Task: Say how many lines include the word "експертизи", using only a number.

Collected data
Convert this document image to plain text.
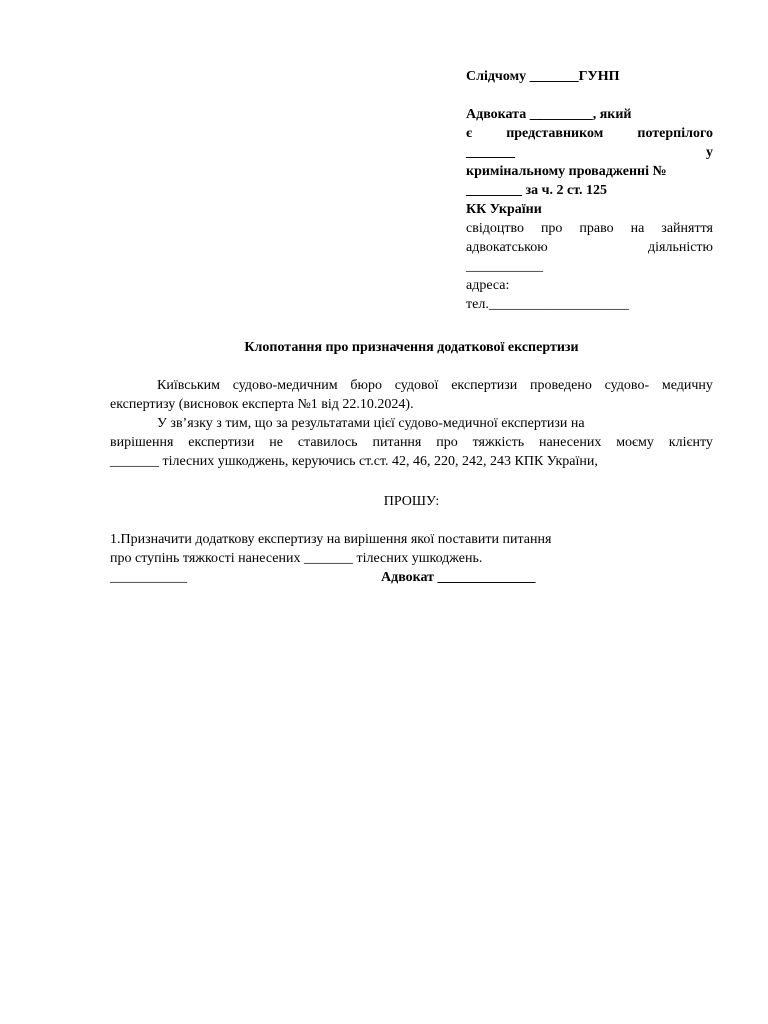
Слідчому _______ГУНП
Адвоката _________, який
є представником потерпілого
_______	у
кримінальному провадженні №
________ за ч. 2 ст. 125
КК України
свідоцтво про право на зайняття
адвокатською	діяльністю
___________
адреса:
тел.____________________
Клопотання про призначення додаткової експертизи
Київським судово-медичним бюро судової експертизи проведено судово- медичну
експертизу (висновок експерта №1 від 22.10.2024).
У зв’язку з тим, що за результатами цієї судово-медичної експертизи на
вирішення експертизи не ставилось питання про тяжкість нанесених моєму клієнту
_______ тілесних ушкоджень, керуючись ст.ст. 42, 46, 220, 242, 243 КПК України,
ПРОШУ:
1.Призначити додаткову експертизу на вирішення якої поставити питання
про ступінь тяжкості нанесених _______ тілесних ушкоджень.
___________	Адвокат ______________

Complete answer: 4